═══ RECORDS SUPPLIED
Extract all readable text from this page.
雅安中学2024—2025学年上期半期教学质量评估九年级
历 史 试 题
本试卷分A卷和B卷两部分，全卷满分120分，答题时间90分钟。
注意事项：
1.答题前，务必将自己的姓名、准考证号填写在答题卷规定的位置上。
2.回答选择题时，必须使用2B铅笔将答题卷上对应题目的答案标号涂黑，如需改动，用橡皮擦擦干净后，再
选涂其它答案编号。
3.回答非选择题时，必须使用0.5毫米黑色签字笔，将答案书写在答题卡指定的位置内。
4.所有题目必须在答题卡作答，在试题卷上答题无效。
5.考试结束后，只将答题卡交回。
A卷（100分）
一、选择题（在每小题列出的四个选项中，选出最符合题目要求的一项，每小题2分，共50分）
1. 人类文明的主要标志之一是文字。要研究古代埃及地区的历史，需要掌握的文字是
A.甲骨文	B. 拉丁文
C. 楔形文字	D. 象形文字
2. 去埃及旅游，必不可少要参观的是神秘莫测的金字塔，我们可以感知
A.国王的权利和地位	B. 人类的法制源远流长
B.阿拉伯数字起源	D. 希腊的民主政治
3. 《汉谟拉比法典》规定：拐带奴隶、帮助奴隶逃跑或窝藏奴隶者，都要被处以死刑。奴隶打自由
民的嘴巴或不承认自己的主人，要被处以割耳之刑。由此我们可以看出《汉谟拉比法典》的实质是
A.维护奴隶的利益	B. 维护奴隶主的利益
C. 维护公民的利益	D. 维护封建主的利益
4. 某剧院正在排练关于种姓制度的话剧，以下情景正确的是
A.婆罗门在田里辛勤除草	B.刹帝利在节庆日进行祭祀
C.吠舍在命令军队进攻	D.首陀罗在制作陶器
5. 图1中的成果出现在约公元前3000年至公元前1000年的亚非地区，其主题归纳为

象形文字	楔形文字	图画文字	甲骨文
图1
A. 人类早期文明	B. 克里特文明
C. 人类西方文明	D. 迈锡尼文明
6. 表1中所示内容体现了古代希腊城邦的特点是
══════
Pull out every line in the material above where "汉谟拉比法典" occurs.

• _COMPLETE OUTPUT_:
3. 《汉谟拉比法典》规定：拐带奴隶、帮助奴隶逃跑或窝藏奴隶者，都要被处以死刑。奴隶打自由
民的嘴巴或不承认自己的主人，要被处以割耳之刑。由此我们可以看出《汉谟拉比法典》的实质是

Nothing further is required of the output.